▸ DIRECTION
Render the material again word for word, skipping the pictures in it.

┌─ TASK DATA

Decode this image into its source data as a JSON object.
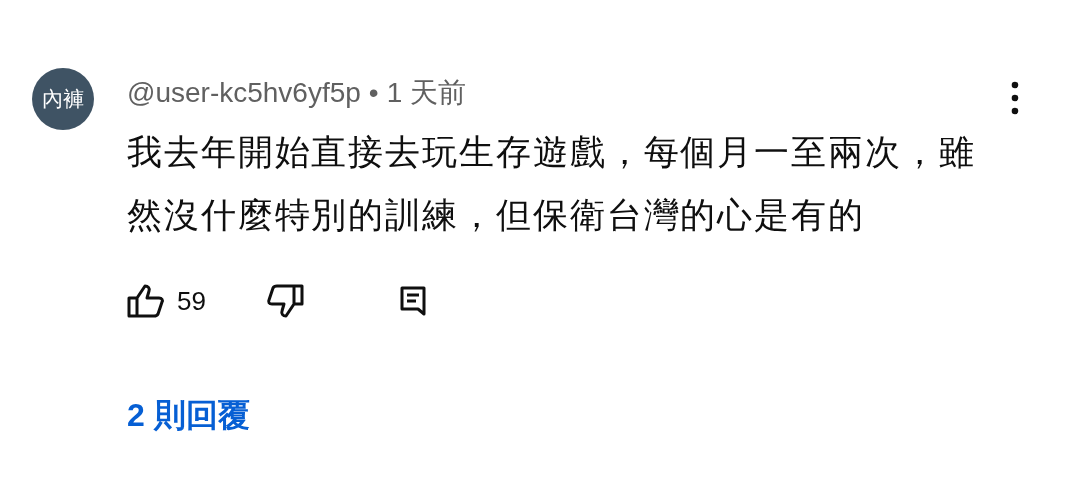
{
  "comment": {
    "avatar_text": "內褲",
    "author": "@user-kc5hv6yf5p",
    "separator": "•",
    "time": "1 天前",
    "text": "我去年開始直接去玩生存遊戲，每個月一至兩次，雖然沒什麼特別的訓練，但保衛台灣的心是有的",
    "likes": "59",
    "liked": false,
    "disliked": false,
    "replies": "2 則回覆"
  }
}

└─

▸ RESPONSE
Decode this image into its source data as a JSON object.
{
  "comment": {
    "avatar_text": "內褲",
    "author": "@user-kc5hv6yf5p",
    "separator": "•",
    "time": "1 天前",
    "text": "我去年開始直接去玩生存遊戲，每個月一至兩次，雖然沒什麼特別的訓練，但保衛台灣的心是有的",
    "likes": "59",
    "liked": false,
    "disliked": false,
    "replies": "2 則回覆"
  }
}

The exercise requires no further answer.